» **SET EXERCISE**: Return the listing below word for word.

(Figure dataset records)
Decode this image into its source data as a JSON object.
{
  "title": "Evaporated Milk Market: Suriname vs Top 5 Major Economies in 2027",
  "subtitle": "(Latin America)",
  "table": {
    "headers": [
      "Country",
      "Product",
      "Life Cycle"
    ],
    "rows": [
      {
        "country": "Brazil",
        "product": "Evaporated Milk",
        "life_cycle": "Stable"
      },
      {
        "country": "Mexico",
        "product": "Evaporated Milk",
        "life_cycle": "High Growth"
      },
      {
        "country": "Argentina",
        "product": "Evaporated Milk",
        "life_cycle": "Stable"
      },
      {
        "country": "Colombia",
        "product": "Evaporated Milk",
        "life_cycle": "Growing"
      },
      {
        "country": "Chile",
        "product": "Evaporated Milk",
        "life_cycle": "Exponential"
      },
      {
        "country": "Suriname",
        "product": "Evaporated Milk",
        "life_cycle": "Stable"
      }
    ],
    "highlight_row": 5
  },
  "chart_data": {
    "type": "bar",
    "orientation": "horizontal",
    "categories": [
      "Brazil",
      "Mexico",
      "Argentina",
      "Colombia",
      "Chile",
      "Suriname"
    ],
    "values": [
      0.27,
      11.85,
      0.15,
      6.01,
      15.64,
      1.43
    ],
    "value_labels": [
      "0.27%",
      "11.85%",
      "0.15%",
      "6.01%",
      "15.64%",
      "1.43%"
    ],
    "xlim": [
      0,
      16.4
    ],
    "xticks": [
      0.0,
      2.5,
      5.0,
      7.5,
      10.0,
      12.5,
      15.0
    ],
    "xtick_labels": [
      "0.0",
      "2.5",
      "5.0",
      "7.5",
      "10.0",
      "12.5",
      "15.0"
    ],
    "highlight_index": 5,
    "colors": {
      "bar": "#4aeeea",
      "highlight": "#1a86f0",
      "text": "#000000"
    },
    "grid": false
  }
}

» **SOLUTION FOR THIS PROBLEM**:
Decode this image into its source data as a JSON object.
{
  "title": "Evaporated Milk Market: Suriname vs Top 5 Major Economies in 2027",
  "subtitle": "(Latin America)",
  "table": {
    "headers": [
      "Country",
      "Product",
      "Life Cycle"
    ],
    "rows": [
      {
        "country": "Brazil",
        "product": "Evaporated Milk",
        "life_cycle": "Stable"
      },
      {
        "country": "Mexico",
        "product": "Evaporated Milk",
        "life_cycle": "High Growth"
      },
      {
        "country": "Argentina",
        "product": "Evaporated Milk",
        "life_cycle": "Stable"
      },
      {
        "country": "Colombia",
        "product": "Evaporated Milk",
        "life_cycle": "Growing"
      },
      {
        "country": "Chile",
        "product": "Evaporated Milk",
        "life_cycle": "Exponential"
      },
      {
        "country": "Suriname",
        "product": "Evaporated Milk",
        "life_cycle": "Stable"
      }
    ],
    "highlight_row": 5
  },
  "chart_data": {
    "type": "bar",
    "orientation": "horizontal",
    "categories": [
      "Brazil",
      "Mexico",
      "Argentina",
      "Colombia",
      "Chile",
      "Suriname"
    ],
    "values": [
      0.27,
      11.85,
      0.15,
      6.01,
      15.64,
      1.43
    ],
    "value_labels": [
      "0.27%",
      "11.85%",
      "0.15%",
      "6.01%",
      "15.64%",
      "1.43%"
    ],
    "xlim": [
      0,
      16.4
    ],
    "xticks": [
      0.0,
      2.5,
      5.0,
      7.5,
      10.0,
      12.5,
      15.0
    ],
    "xtick_labels": [
      "0.0",
      "2.5",
      "5.0",
      "7.5",
      "10.0",
      "12.5",
      "15.0"
    ],
    "highlight_index": 5,
    "colors": {
      "bar": "#4aeeea",
      "highlight": "#1a86f0",
      "text": "#000000"
    },
    "grid": false
  }
}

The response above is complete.